Task instructions:
Output all of the records exactly as written.

Data for this task:
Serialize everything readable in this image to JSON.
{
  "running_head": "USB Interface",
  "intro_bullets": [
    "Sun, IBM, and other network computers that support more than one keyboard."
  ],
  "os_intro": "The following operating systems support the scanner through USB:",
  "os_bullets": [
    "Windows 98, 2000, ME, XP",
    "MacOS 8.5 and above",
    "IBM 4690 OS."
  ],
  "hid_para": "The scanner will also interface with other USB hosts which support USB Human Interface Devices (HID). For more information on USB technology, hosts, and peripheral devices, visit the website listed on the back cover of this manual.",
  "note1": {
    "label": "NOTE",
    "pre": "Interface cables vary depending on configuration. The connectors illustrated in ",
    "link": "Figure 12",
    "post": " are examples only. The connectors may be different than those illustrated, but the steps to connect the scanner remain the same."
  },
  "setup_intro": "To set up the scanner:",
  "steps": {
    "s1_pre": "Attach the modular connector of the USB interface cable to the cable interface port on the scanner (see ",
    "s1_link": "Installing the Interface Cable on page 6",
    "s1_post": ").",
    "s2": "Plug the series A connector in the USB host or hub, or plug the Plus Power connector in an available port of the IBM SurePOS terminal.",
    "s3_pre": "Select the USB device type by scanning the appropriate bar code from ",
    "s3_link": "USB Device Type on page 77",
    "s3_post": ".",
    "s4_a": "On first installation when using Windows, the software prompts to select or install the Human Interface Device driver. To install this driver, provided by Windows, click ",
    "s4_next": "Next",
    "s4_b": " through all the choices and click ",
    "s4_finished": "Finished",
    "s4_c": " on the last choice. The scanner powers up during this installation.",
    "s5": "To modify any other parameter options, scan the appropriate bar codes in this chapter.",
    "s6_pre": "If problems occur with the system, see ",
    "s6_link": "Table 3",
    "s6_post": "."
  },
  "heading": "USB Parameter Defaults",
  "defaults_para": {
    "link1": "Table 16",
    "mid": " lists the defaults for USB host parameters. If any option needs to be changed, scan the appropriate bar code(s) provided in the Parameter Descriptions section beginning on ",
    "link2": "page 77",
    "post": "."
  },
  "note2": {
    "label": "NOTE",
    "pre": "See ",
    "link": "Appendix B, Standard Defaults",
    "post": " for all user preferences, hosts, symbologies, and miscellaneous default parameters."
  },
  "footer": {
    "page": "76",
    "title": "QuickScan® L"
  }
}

Output for this exercise:
Serialize everything readable in this image to JSON.
{
  "running_head": "USB Interface",
  "intro_bullets": [
    "Sun, IBM, and other network computers that support more than one keyboard."
  ],
  "os_intro": "The following operating systems support the scanner through USB:",
  "os_bullets": [
    "Windows 98, 2000, ME, XP",
    "MacOS 8.5 and above",
    "IBM 4690 OS."
  ],
  "hid_para": "The scanner will also interface with other USB hosts which support USB Human Interface Devices (HID). For more information on USB technology, hosts, and peripheral devices, visit the website listed on the back cover of this manual.",
  "note1": {
    "label": "NOTE",
    "pre": "Interface cables vary depending on configuration. The connectors illustrated in ",
    "link": "Figure 12",
    "post": " are examples only. The connectors may be different than those illustrated, but the steps to connect the scanner remain the same."
  },
  "setup_intro": "To set up the scanner:",
  "steps": {
    "s1_pre": "Attach the modular connector of the USB interface cable to the cable interface port on the scanner (see ",
    "s1_link": "Installing the Interface Cable on page 6",
    "s1_post": ").",
    "s2": "Plug the series A connector in the USB host or hub, or plug the Plus Power connector in an available port of the IBM SurePOS terminal.",
    "s3_pre": "Select the USB device type by scanning the appropriate bar code from ",
    "s3_link": "USB Device Type on page 77",
    "s3_post": ".",
    "s4_a": "On first installation when using Windows, the software prompts to select or install the Human Interface Device driver. To install this driver, provided by Windows, click ",
    "s4_next": "Next",
    "s4_b": " through all the choices and click ",
    "s4_finished": "Finished",
    "s4_c": " on the last choice. The scanner powers up during this installation.",
    "s5": "To modify any other parameter options, scan the appropriate bar codes in this chapter.",
    "s6_pre": "If problems occur with the system, see ",
    "s6_link": "Table 3",
    "s6_post": "."
  },
  "heading": "USB Parameter Defaults",
  "defaults_para": {
    "link1": "Table 16",
    "mid": " lists the defaults for USB host parameters. If any option needs to be changed, scan the appropriate bar code(s) provided in the Parameter Descriptions section beginning on ",
    "link2": "page 77",
    "post": "."
  },
  "note2": {
    "label": "NOTE",
    "pre": "See ",
    "link": "Appendix B, Standard Defaults",
    "post": " for all user preferences, hosts, symbologies, and miscellaneous default parameters."
  },
  "footer": {
    "page": "76",
    "title": "QuickScan® L"
  }
}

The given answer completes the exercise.